— TASK DATA —
· · · ·

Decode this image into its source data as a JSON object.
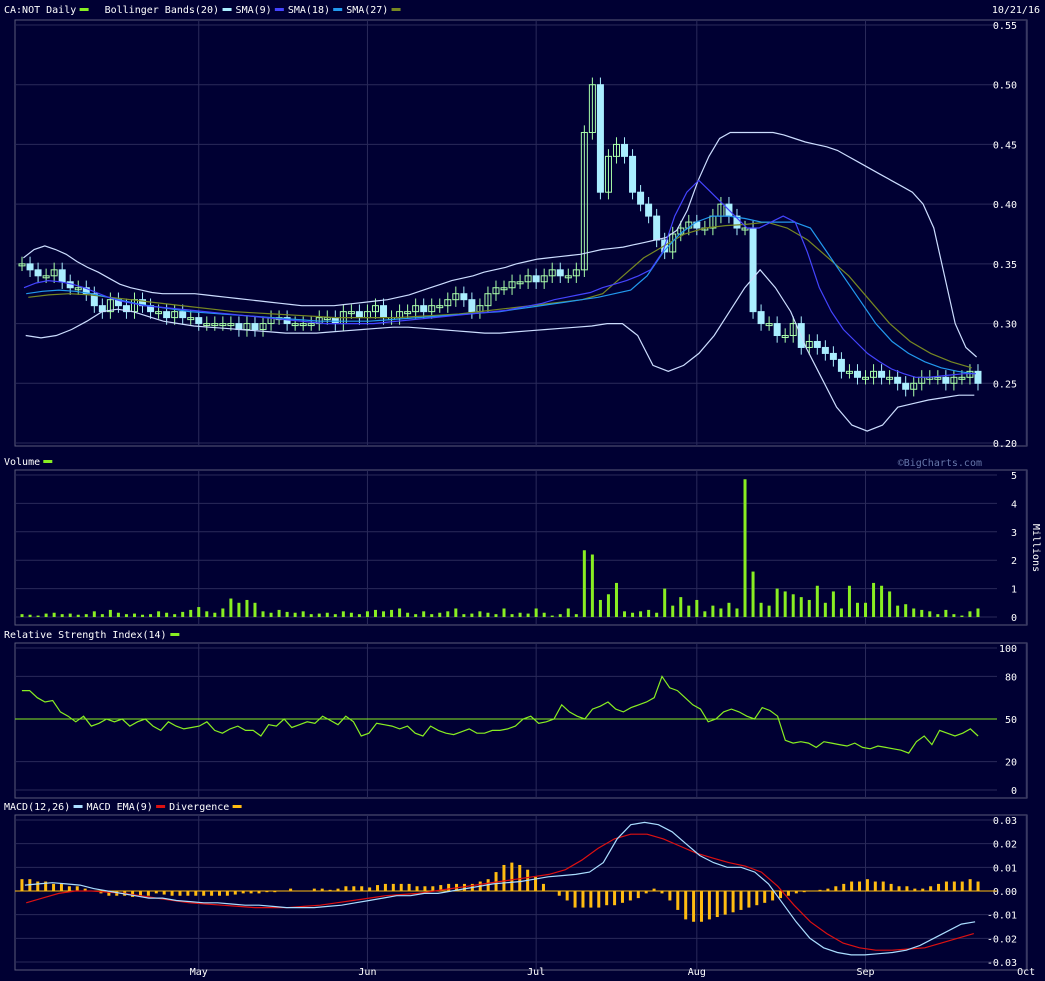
{
  "header": {
    "date": "10/21/16",
    "watermark": "©BigCharts.com"
  },
  "colors": {
    "background": "#000033",
    "panel_border": "#5a5a7a",
    "grid": "#2a2a5a",
    "price_candle_up": "#aaffaa",
    "price_candle_down": "#aaeeff",
    "bollinger": "#ccddff",
    "sma9": "#4444ff",
    "sma18": "#2299ee",
    "sma27": "#778822",
    "volume": "#88ee22",
    "rsi": "#88ee22",
    "rsi_ref": "#88ee22",
    "macd": "#aaddff",
    "macd_ema": "#dd1111",
    "divergence": "#ffbb11"
  },
  "legends": {
    "price": [
      {
        "label": "CA:NOT Daily",
        "color": "#88ee22"
      },
      {
        "label": "Bollinger Bands(20)",
        "color": "#aaeeff"
      },
      {
        "label": "SMA(9)",
        "color": "#4444ff"
      },
      {
        "label": "SMA(18)",
        "color": "#2299ee"
      },
      {
        "label": "SMA(27)",
        "color": "#778822"
      }
    ],
    "volume": [
      {
        "label": "Volume",
        "color": "#88ee22"
      }
    ],
    "rsi": [
      {
        "label": "Relative Strength Index(14)",
        "color": "#88ee22"
      }
    ],
    "macd": [
      {
        "label": "MACD(12,26)",
        "color": "#aaddff"
      },
      {
        "label": "MACD EMA(9)",
        "color": "#dd1111"
      },
      {
        "label": "Divergence",
        "color": "#ffbb11"
      }
    ]
  },
  "chart_data": [
    {
      "type": "candlestick",
      "panel": "price",
      "ylim": [
        0.2,
        0.55
      ],
      "y_ticks": [
        "0.55",
        "0.50",
        "0.45",
        "0.40",
        "0.35",
        "0.30",
        "0.25",
        "0.20"
      ],
      "x_ticks": [
        "May",
        "Jun",
        "Jul",
        "Aug",
        "Sep",
        "Oct"
      ],
      "x_tick_days": [
        22,
        43,
        64,
        84,
        105,
        125
      ],
      "close": [
        0.35,
        0.345,
        0.34,
        0.34,
        0.345,
        0.335,
        0.33,
        0.33,
        0.325,
        0.315,
        0.31,
        0.32,
        0.315,
        0.31,
        0.32,
        0.315,
        0.31,
        0.31,
        0.305,
        0.31,
        0.305,
        0.305,
        0.3,
        0.3,
        0.3,
        0.3,
        0.3,
        0.295,
        0.3,
        0.295,
        0.3,
        0.305,
        0.305,
        0.3,
        0.3,
        0.3,
        0.3,
        0.305,
        0.305,
        0.3,
        0.31,
        0.31,
        0.305,
        0.31,
        0.315,
        0.305,
        0.305,
        0.31,
        0.31,
        0.315,
        0.31,
        0.315,
        0.315,
        0.32,
        0.325,
        0.32,
        0.31,
        0.315,
        0.325,
        0.33,
        0.33,
        0.335,
        0.335,
        0.34,
        0.335,
        0.34,
        0.345,
        0.34,
        0.34,
        0.345,
        0.46,
        0.5,
        0.41,
        0.44,
        0.45,
        0.44,
        0.41,
        0.4,
        0.39,
        0.37,
        0.36,
        0.375,
        0.38,
        0.385,
        0.38,
        0.38,
        0.39,
        0.4,
        0.39,
        0.38,
        0.38,
        0.31,
        0.3,
        0.3,
        0.29,
        0.29,
        0.3,
        0.28,
        0.285,
        0.28,
        0.275,
        0.27,
        0.26,
        0.26,
        0.255,
        0.255,
        0.26,
        0.255,
        0.255,
        0.25,
        0.245,
        0.25,
        0.255,
        0.255,
        0.255,
        0.25,
        0.255,
        0.255,
        0.26,
        0.25
      ],
      "bollinger_upper": [
        0.355,
        0.362,
        0.365,
        0.362,
        0.358,
        0.352,
        0.347,
        0.343,
        0.338,
        0.333,
        0.33,
        0.328,
        0.326,
        0.325,
        0.325,
        0.325,
        0.325,
        0.324,
        0.323,
        0.322,
        0.321,
        0.32,
        0.319,
        0.318,
        0.317,
        0.316,
        0.315,
        0.315,
        0.315,
        0.315,
        0.316,
        0.317,
        0.318,
        0.319,
        0.32,
        0.322,
        0.324,
        0.327,
        0.33,
        0.333,
        0.336,
        0.338,
        0.34,
        0.343,
        0.345,
        0.347,
        0.35,
        0.352,
        0.354,
        0.355,
        0.356,
        0.357,
        0.358,
        0.36,
        0.362,
        0.363,
        0.364,
        0.366,
        0.368,
        0.37,
        0.372,
        0.378,
        0.395,
        0.42,
        0.44,
        0.455,
        0.46,
        0.46,
        0.46,
        0.46,
        0.46,
        0.458,
        0.455,
        0.452,
        0.45,
        0.448,
        0.445,
        0.44,
        0.435,
        0.43,
        0.425,
        0.42,
        0.415,
        0.41,
        0.4,
        0.38,
        0.34,
        0.3,
        0.28,
        0.272
      ],
      "bollinger_lower": [
        0.29,
        0.288,
        0.29,
        0.295,
        0.302,
        0.31,
        0.312,
        0.31,
        0.306,
        0.302,
        0.3,
        0.298,
        0.297,
        0.296,
        0.295,
        0.294,
        0.293,
        0.292,
        0.292,
        0.292,
        0.293,
        0.294,
        0.295,
        0.296,
        0.297,
        0.297,
        0.296,
        0.295,
        0.294,
        0.293,
        0.292,
        0.292,
        0.293,
        0.294,
        0.295,
        0.296,
        0.297,
        0.298,
        0.3,
        0.3,
        0.29,
        0.265,
        0.26,
        0.265,
        0.275,
        0.29,
        0.31,
        0.33,
        0.345,
        0.33,
        0.31,
        0.28,
        0.255,
        0.23,
        0.215,
        0.21,
        0.215,
        0.23,
        0.233,
        0.236,
        0.238,
        0.24,
        0.24
      ],
      "sma9": [
        0.33,
        0.334,
        0.336,
        0.335,
        0.333,
        0.33,
        0.326,
        0.322,
        0.319,
        0.317,
        0.315,
        0.314,
        0.313,
        0.312,
        0.311,
        0.31,
        0.309,
        0.308,
        0.307,
        0.306,
        0.305,
        0.304,
        0.303,
        0.302,
        0.301,
        0.3,
        0.3,
        0.3,
        0.3,
        0.3,
        0.301,
        0.302,
        0.303,
        0.304,
        0.305,
        0.306,
        0.307,
        0.308,
        0.309,
        0.31,
        0.311,
        0.313,
        0.315,
        0.317,
        0.32,
        0.322,
        0.324,
        0.326,
        0.33,
        0.333,
        0.336,
        0.34,
        0.345,
        0.36,
        0.39,
        0.41,
        0.42,
        0.41,
        0.4,
        0.39,
        0.38,
        0.38,
        0.385,
        0.39,
        0.385,
        0.36,
        0.33,
        0.31,
        0.295,
        0.285,
        0.275,
        0.268,
        0.262,
        0.258,
        0.255,
        0.255,
        0.256,
        0.257,
        0.258,
        0.258
      ],
      "sma18": [
        0.325,
        0.327,
        0.328,
        0.327,
        0.325,
        0.322,
        0.319,
        0.316,
        0.314,
        0.312,
        0.31,
        0.309,
        0.308,
        0.307,
        0.306,
        0.305,
        0.304,
        0.303,
        0.302,
        0.302,
        0.302,
        0.302,
        0.303,
        0.304,
        0.305,
        0.306,
        0.307,
        0.308,
        0.309,
        0.31,
        0.312,
        0.314,
        0.316,
        0.318,
        0.32,
        0.322,
        0.325,
        0.328,
        0.34,
        0.36,
        0.375,
        0.385,
        0.39,
        0.39,
        0.388,
        0.385,
        0.385,
        0.385,
        0.38,
        0.36,
        0.34,
        0.32,
        0.3,
        0.285,
        0.275,
        0.268,
        0.263,
        0.26,
        0.258
      ],
      "sma27": [
        0.322,
        0.324,
        0.325,
        0.324,
        0.322,
        0.32,
        0.318,
        0.316,
        0.314,
        0.312,
        0.31,
        0.309,
        0.308,
        0.307,
        0.306,
        0.305,
        0.305,
        0.305,
        0.305,
        0.306,
        0.307,
        0.308,
        0.31,
        0.312,
        0.314,
        0.316,
        0.318,
        0.32,
        0.325,
        0.34,
        0.355,
        0.365,
        0.375,
        0.38,
        0.382,
        0.383,
        0.385,
        0.38,
        0.37,
        0.355,
        0.34,
        0.32,
        0.3,
        0.285,
        0.275,
        0.268,
        0.263
      ]
    },
    {
      "type": "bar",
      "panel": "volume",
      "ylabel": "Millions",
      "ylim": [
        0,
        5
      ],
      "y_ticks": [
        "5",
        "4",
        "3",
        "2",
        "1",
        "0"
      ],
      "values": [
        0.1,
        0.08,
        0.05,
        0.12,
        0.15,
        0.1,
        0.12,
        0.08,
        0.1,
        0.2,
        0.1,
        0.25,
        0.15,
        0.1,
        0.12,
        0.08,
        0.1,
        0.2,
        0.15,
        0.1,
        0.18,
        0.25,
        0.35,
        0.2,
        0.15,
        0.3,
        0.65,
        0.5,
        0.6,
        0.5,
        0.2,
        0.15,
        0.25,
        0.18,
        0.15,
        0.2,
        0.1,
        0.12,
        0.15,
        0.1,
        0.2,
        0.15,
        0.1,
        0.2,
        0.25,
        0.2,
        0.25,
        0.3,
        0.15,
        0.1,
        0.2,
        0.1,
        0.15,
        0.2,
        0.3,
        0.1,
        0.12,
        0.2,
        0.15,
        0.1,
        0.3,
        0.1,
        0.15,
        0.12,
        0.3,
        0.15,
        0.05,
        0.1,
        0.3,
        0.1,
        2.35,
        2.2,
        0.6,
        0.8,
        1.2,
        0.2,
        0.15,
        0.2,
        0.25,
        0.15,
        1.0,
        0.4,
        0.7,
        0.4,
        0.6,
        0.2,
        0.4,
        0.3,
        0.5,
        0.3,
        4.85,
        1.6,
        0.5,
        0.4,
        1.0,
        0.9,
        0.8,
        0.7,
        0.6,
        1.1,
        0.5,
        0.9,
        0.3,
        1.1,
        0.5,
        0.5,
        1.2,
        1.1,
        0.9,
        0.4,
        0.45,
        0.3,
        0.25,
        0.2,
        0.1,
        0.25,
        0.1,
        0.05,
        0.2,
        0.3
      ],
      "x_ticks": [
        "May",
        "Jun",
        "Jul",
        "Aug",
        "Sep",
        "Oct"
      ]
    },
    {
      "type": "line",
      "panel": "rsi",
      "ylim": [
        0,
        100
      ],
      "y_ticks": [
        "100",
        "80",
        "50",
        "20",
        "0"
      ],
      "reference": 50,
      "values": [
        70,
        70,
        65,
        62,
        63,
        55,
        52,
        48,
        52,
        45,
        47,
        50,
        48,
        50,
        45,
        48,
        50,
        45,
        42,
        48,
        45,
        43,
        44,
        45,
        48,
        42,
        40,
        43,
        45,
        42,
        42,
        38,
        46,
        45,
        50,
        44,
        46,
        48,
        47,
        52,
        49,
        46,
        52,
        48,
        38,
        40,
        47,
        46,
        45,
        43,
        45,
        40,
        38,
        45,
        42,
        40,
        39,
        41,
        43,
        40,
        40,
        42,
        42,
        43,
        45,
        50,
        52,
        47,
        48,
        50,
        60,
        55,
        52,
        50,
        57,
        59,
        62,
        57,
        55,
        58,
        60,
        62,
        65,
        80,
        72,
        70,
        65,
        60,
        57,
        48,
        50,
        55,
        57,
        55,
        52,
        50,
        58,
        56,
        52,
        35,
        33,
        34,
        33,
        30,
        34,
        33,
        32,
        31,
        33,
        30,
        29,
        31,
        30,
        29,
        28,
        26,
        34,
        38,
        32,
        42,
        40,
        38,
        40,
        43,
        38
      ],
      "x_ticks": [
        "May",
        "Jun",
        "Jul",
        "Aug",
        "Sep",
        "Oct"
      ]
    },
    {
      "type": "line",
      "panel": "macd",
      "ylim": [
        -0.03,
        0.03
      ],
      "y_ticks": [
        "0.03",
        "0.02",
        "0.01",
        "0.00",
        "-0.01",
        "-0.02",
        "-0.03"
      ],
      "series": [
        {
          "name": "MACD(12,26)",
          "values": [
            0.0025,
            0.003,
            0.0035,
            0.003,
            0.0025,
            0.001,
            0.0,
            -0.001,
            -0.002,
            -0.003,
            -0.003,
            -0.004,
            -0.0045,
            -0.005,
            -0.005,
            -0.0055,
            -0.006,
            -0.006,
            -0.0065,
            -0.007,
            -0.007,
            -0.007,
            -0.0065,
            -0.006,
            -0.005,
            -0.004,
            -0.003,
            -0.002,
            -0.002,
            -0.001,
            -0.001,
            0.0,
            0.001,
            0.002,
            0.003,
            0.0035,
            0.004,
            0.005,
            0.006,
            0.0065,
            0.007,
            0.008,
            0.012,
            0.022,
            0.028,
            0.029,
            0.028,
            0.025,
            0.02,
            0.015,
            0.012,
            0.01,
            0.01,
            0.008,
            0.003,
            -0.005,
            -0.013,
            -0.02,
            -0.024,
            -0.026,
            -0.027,
            -0.027,
            -0.0265,
            -0.026,
            -0.025,
            -0.023,
            -0.02,
            -0.017,
            -0.014,
            -0.013
          ]
        },
        {
          "name": "MACD EMA(9)",
          "values": [
            -0.005,
            -0.003,
            -0.001,
            0.0,
            0.0,
            -0.0005,
            -0.001,
            -0.002,
            -0.003,
            -0.004,
            -0.005,
            -0.0055,
            -0.006,
            -0.0065,
            -0.007,
            -0.007,
            -0.007,
            -0.0065,
            -0.006,
            -0.005,
            -0.004,
            -0.003,
            -0.002,
            -0.0015,
            -0.001,
            0.0,
            0.001,
            0.002,
            0.003,
            0.004,
            0.005,
            0.006,
            0.007,
            0.009,
            0.013,
            0.018,
            0.022,
            0.024,
            0.024,
            0.022,
            0.019,
            0.016,
            0.014,
            0.012,
            0.0105,
            0.008,
            0.002,
            -0.006,
            -0.013,
            -0.018,
            -0.022,
            -0.024,
            -0.025,
            -0.025,
            -0.0245,
            -0.024,
            -0.022,
            -0.02,
            -0.018
          ]
        },
        {
          "name": "Divergence",
          "values": [
            0.005,
            0.005,
            0.004,
            0.004,
            0.003,
            0.003,
            0.002,
            0.002,
            0.001,
            0.0,
            -0.001,
            -0.002,
            -0.002,
            -0.002,
            -0.0025,
            -0.002,
            -0.002,
            -0.001,
            -0.0015,
            -0.002,
            -0.002,
            -0.002,
            -0.002,
            -0.002,
            -0.002,
            -0.002,
            -0.002,
            -0.0015,
            -0.001,
            -0.001,
            -0.001,
            -0.0005,
            -0.0005,
            0.0,
            0.001,
            0.0,
            0.0,
            0.001,
            0.001,
            0.0005,
            0.001,
            0.002,
            0.002,
            0.002,
            0.0015,
            0.0025,
            0.003,
            0.003,
            0.003,
            0.003,
            0.002,
            0.002,
            0.002,
            0.0025,
            0.003,
            0.003,
            0.003,
            0.003,
            0.004,
            0.005,
            0.008,
            0.011,
            0.012,
            0.011,
            0.009,
            0.006,
            0.003,
            0.0,
            -0.002,
            -0.004,
            -0.007,
            -0.007,
            -0.007,
            -0.007,
            -0.006,
            -0.006,
            -0.005,
            -0.004,
            -0.003,
            -0.001,
            0.001,
            -0.001,
            -0.004,
            -0.008,
            -0.012,
            -0.013,
            -0.013,
            -0.012,
            -0.011,
            -0.01,
            -0.009,
            -0.008,
            -0.007,
            -0.006,
            -0.005,
            -0.004,
            -0.003,
            -0.002,
            -0.001,
            -0.0005,
            0.0,
            0.0005,
            0.001,
            0.002,
            0.003,
            0.004,
            0.004,
            0.005,
            0.004,
            0.004,
            0.003,
            0.002,
            0.002,
            0.001,
            0.001,
            0.002,
            0.003,
            0.004,
            0.004,
            0.004,
            0.005,
            0.004
          ]
        }
      ],
      "x_ticks": [
        "May",
        "Jun",
        "Jul",
        "Aug",
        "Sep",
        "Oct"
      ]
    }
  ]
}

· · · ·

— EXERCISE REQUIREMENTS —
From the entries above, copy every line that holds the word "aaeeff".

— TASK RESPONSE —
    "price_candle_down": "#aaeeff",
        "color": "#aaeeff"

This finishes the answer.